*Raw records:*
-- begin --

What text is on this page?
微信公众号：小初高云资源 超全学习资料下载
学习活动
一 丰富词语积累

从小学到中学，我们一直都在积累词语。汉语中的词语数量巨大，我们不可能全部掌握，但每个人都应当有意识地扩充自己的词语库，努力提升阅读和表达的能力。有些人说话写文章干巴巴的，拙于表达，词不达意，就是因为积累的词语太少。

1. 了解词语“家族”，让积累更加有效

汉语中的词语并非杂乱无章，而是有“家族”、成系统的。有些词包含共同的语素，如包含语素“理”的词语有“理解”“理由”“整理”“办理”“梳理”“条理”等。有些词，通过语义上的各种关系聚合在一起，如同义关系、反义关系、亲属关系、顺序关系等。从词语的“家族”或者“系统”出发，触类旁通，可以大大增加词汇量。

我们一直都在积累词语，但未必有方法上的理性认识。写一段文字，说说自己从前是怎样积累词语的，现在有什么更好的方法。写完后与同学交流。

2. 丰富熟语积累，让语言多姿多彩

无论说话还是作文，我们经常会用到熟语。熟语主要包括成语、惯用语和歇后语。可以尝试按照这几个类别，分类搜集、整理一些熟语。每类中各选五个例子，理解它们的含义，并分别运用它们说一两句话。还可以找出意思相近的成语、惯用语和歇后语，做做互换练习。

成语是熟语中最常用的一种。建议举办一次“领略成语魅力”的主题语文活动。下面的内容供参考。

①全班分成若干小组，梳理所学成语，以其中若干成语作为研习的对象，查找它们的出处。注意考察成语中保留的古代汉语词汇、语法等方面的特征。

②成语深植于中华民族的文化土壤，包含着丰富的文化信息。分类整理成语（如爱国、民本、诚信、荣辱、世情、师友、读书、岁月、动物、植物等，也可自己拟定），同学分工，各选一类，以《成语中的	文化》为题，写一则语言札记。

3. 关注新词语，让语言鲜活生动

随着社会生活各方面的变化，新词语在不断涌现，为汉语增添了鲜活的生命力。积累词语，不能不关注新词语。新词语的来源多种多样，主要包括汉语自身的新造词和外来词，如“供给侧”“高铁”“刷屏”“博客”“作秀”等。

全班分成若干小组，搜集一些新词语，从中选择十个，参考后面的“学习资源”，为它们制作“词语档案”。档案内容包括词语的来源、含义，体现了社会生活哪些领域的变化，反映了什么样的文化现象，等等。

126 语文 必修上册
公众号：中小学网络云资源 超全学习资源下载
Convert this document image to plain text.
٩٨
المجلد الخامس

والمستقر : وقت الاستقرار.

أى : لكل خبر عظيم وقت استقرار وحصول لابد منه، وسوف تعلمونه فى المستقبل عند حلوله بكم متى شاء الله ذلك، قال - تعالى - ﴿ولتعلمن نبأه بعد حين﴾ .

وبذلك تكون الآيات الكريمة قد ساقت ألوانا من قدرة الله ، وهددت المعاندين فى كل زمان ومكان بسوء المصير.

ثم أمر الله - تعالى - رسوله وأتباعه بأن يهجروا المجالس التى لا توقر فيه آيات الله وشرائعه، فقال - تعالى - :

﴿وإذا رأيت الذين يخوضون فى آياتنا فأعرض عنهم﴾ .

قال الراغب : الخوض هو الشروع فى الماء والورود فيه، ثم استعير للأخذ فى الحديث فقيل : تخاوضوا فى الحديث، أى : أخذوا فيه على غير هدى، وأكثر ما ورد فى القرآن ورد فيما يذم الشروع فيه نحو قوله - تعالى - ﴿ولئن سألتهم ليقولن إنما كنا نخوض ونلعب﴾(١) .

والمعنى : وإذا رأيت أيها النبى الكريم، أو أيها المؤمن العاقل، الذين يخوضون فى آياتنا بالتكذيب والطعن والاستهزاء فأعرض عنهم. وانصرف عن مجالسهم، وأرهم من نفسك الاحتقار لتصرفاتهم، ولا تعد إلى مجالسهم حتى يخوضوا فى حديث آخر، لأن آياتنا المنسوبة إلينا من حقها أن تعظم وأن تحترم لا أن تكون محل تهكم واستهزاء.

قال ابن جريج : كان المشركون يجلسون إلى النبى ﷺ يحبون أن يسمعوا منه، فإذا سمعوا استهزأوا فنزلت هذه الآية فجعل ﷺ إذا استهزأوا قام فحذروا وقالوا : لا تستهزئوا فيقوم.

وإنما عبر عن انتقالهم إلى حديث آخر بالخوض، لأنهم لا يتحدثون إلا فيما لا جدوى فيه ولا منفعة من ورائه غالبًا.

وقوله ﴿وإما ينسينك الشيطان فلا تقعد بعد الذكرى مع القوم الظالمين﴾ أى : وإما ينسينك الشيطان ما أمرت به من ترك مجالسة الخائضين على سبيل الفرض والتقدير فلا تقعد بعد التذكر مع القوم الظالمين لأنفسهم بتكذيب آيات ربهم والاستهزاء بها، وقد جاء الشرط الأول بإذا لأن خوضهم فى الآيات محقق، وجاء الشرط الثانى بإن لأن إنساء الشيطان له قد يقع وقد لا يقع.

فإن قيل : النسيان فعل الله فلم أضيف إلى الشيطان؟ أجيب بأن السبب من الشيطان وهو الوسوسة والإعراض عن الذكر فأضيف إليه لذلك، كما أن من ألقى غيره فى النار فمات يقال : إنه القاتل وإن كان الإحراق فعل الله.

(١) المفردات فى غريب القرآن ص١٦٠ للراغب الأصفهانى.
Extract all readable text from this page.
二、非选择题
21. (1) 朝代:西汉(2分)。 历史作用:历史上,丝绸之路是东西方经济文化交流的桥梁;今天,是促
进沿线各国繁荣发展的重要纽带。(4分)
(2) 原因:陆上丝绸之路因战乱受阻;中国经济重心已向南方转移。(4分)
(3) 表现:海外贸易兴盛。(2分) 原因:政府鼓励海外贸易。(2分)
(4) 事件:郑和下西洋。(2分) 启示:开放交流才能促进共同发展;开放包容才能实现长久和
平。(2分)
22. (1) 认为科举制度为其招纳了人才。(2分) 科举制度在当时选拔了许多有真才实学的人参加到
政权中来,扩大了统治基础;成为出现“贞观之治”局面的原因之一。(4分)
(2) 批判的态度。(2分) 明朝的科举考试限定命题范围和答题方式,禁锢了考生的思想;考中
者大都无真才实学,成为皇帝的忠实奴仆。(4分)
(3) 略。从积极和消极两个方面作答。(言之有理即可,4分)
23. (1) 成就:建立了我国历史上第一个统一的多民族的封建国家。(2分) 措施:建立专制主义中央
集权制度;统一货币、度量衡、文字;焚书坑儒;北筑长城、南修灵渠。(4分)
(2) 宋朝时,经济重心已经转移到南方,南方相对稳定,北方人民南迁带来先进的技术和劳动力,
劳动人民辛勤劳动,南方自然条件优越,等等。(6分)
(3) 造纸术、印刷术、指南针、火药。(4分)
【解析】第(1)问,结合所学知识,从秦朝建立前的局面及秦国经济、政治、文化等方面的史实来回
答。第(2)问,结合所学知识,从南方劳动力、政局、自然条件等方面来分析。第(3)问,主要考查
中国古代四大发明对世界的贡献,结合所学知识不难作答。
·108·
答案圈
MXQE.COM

-- end --

*Stated problem:* Looking at the listing above, count the lines that contain "وإذا" and give nothing but the number.

*Solution for this task:* 2